SET TASK
Return each line containing "الجنائية".
--- start of RECORDS SHOWN ---
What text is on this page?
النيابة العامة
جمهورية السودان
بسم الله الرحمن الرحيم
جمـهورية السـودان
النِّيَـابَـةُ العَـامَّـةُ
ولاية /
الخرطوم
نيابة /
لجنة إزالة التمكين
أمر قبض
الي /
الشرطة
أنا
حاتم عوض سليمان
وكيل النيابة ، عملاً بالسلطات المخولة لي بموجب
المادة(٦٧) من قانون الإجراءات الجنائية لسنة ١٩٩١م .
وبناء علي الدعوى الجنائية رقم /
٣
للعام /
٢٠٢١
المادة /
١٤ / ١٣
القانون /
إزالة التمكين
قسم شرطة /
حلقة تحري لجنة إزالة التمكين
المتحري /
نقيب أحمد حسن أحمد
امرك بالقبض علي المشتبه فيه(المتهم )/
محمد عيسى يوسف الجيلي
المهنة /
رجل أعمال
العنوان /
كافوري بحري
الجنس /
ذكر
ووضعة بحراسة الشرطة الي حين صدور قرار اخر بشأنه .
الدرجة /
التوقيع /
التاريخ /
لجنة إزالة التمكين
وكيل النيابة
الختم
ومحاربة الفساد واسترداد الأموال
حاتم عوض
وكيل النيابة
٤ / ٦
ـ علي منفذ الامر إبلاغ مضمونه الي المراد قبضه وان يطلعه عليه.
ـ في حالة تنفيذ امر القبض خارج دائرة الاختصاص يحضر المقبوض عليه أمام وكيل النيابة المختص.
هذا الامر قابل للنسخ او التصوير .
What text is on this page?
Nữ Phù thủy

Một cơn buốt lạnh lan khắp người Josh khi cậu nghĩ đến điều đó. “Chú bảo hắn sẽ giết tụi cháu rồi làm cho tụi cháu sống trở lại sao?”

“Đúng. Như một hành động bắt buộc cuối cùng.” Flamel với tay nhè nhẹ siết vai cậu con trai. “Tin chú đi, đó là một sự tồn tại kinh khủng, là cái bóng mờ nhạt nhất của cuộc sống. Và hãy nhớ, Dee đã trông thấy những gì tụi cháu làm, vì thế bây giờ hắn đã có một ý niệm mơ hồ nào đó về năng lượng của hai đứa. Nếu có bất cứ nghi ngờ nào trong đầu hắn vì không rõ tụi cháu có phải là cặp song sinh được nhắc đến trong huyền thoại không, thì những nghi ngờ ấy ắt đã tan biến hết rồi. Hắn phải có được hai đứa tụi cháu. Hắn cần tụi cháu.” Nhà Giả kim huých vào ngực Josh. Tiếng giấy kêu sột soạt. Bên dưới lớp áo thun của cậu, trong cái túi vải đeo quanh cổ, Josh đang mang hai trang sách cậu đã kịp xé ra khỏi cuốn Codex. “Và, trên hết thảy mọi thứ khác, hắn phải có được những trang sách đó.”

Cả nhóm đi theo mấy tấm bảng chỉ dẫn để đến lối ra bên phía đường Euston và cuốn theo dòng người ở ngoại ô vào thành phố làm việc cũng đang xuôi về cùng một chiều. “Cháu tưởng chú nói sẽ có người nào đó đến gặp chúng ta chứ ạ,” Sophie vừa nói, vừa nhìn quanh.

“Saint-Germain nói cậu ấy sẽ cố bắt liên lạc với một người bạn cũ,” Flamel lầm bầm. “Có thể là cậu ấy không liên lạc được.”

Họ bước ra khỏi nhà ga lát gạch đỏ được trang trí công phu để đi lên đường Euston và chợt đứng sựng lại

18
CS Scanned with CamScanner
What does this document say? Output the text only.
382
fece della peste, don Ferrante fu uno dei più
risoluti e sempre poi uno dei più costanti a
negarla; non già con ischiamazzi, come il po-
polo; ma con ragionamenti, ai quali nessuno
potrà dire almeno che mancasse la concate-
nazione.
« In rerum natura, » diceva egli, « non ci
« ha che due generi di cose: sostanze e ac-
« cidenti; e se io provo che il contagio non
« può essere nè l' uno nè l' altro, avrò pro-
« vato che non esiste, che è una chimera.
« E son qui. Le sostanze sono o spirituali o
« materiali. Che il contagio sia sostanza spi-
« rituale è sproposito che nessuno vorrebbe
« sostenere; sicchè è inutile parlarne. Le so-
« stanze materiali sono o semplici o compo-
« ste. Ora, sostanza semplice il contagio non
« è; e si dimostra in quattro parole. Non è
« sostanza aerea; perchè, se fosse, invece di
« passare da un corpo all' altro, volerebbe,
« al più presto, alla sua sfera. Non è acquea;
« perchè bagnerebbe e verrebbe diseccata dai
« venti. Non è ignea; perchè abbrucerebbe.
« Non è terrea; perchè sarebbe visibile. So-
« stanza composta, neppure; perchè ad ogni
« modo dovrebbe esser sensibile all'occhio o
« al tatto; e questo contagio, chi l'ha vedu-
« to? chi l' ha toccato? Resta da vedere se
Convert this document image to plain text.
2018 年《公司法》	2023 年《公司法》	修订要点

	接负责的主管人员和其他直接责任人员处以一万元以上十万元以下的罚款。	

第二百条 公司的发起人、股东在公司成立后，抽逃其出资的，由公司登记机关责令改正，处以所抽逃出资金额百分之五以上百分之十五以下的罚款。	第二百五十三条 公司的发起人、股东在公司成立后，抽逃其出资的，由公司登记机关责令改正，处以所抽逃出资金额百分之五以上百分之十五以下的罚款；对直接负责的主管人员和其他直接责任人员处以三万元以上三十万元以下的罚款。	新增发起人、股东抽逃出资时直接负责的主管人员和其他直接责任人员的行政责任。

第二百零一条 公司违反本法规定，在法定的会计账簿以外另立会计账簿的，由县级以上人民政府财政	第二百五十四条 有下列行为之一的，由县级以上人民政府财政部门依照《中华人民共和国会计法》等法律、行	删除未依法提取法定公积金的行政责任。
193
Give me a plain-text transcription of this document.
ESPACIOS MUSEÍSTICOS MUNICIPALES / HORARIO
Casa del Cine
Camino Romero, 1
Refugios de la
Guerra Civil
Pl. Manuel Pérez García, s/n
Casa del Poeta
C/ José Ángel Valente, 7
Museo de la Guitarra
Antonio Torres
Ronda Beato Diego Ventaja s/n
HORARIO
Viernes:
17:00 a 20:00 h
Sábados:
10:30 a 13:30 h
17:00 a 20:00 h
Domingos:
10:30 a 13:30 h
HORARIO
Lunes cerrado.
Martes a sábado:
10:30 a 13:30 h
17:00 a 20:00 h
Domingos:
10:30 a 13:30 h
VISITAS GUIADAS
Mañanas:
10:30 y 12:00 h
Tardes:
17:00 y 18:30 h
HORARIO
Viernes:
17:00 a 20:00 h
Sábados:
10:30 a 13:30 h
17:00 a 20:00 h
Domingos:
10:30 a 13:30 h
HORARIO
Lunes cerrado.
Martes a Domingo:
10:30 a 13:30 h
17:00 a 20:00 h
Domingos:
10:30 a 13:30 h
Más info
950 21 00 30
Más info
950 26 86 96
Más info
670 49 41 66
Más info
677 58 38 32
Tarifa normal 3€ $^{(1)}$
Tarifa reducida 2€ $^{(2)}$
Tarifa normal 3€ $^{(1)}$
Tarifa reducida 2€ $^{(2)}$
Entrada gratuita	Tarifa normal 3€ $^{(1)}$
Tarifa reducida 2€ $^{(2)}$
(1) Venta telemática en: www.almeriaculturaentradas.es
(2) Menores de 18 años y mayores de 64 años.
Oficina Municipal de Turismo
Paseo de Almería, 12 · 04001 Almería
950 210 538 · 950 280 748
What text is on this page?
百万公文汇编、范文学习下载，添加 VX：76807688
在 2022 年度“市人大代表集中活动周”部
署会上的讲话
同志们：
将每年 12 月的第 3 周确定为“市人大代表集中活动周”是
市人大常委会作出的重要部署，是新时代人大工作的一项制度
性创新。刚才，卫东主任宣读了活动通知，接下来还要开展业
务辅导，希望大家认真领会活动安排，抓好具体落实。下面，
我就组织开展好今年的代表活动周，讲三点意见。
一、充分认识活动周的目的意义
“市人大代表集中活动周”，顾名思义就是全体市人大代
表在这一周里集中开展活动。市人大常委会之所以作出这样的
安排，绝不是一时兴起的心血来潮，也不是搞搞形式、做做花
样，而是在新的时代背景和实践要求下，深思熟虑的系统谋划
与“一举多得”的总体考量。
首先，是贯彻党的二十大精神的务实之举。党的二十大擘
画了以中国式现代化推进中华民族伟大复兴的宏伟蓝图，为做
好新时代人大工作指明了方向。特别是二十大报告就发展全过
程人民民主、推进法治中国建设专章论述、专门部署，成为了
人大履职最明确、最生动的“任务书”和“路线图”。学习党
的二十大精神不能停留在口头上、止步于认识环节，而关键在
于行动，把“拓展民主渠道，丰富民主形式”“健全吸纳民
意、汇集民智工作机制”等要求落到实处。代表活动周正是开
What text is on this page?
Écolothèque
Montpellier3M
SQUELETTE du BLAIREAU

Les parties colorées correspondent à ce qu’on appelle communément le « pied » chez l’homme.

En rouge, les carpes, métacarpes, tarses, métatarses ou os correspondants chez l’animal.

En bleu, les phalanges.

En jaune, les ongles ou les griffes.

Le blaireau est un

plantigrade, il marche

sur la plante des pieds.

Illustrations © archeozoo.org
--- end of RECORDS SHOWN ---
OUTPUT BELOW
المادة(٦٧) من قانون الإجراءات الجنائية لسنة ١٩٩١م .
وبناء علي الدعوى الجنائية رقم /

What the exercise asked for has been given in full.